* [TASK INSTRUCTIONS]: The records below should be written out again, exactly.

* [DATA]:
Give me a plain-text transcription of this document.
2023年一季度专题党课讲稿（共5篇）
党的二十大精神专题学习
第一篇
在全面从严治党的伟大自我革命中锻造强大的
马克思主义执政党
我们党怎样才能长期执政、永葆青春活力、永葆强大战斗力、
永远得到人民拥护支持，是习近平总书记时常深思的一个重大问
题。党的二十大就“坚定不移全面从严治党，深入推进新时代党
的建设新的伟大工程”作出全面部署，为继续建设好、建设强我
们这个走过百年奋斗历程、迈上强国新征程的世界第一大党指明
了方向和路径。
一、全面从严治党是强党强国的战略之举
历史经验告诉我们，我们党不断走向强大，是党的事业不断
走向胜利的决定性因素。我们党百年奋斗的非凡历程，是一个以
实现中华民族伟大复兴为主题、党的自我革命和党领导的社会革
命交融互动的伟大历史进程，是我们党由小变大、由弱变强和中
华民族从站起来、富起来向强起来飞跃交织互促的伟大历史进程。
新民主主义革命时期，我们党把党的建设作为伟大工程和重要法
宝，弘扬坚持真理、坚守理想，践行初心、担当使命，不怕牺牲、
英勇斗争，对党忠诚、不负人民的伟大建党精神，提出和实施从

* [PROBLEM SOLUTION]:
Give me a plain-text transcription of this document.
2023年一季度专题党课讲稿（共5篇）
党的二十大精神专题学习
第一篇
在全面从严治党的伟大自我革命中锻造强大的
马克思主义执政党
我们党怎样才能长期执政、永葆青春活力、永葆强大战斗力、
永远得到人民拥护支持，是习近平总书记时常深思的一个重大问
题。党的二十大就“坚定不移全面从严治党，深入推进新时代党
的建设新的伟大工程”作出全面部署，为继续建设好、建设强我
们这个走过百年奋斗历程、迈上强国新征程的世界第一大党指明
了方向和路径。
一、全面从严治党是强党强国的战略之举
历史经验告诉我们，我们党不断走向强大，是党的事业不断
走向胜利的决定性因素。我们党百年奋斗的非凡历程，是一个以
实现中华民族伟大复兴为主题、党的自我革命和党领导的社会革
命交融互动的伟大历史进程，是我们党由小变大、由弱变强和中
华民族从站起来、富起来向强起来飞跃交织互促的伟大历史进程。
新民主主义革命时期，我们党把党的建设作为伟大工程和重要法
宝，弘扬坚持真理、坚守理想，践行初心、担当使命，不怕牺牲、
英勇斗争，对党忠诚、不负人民的伟大建党精神，提出和实施从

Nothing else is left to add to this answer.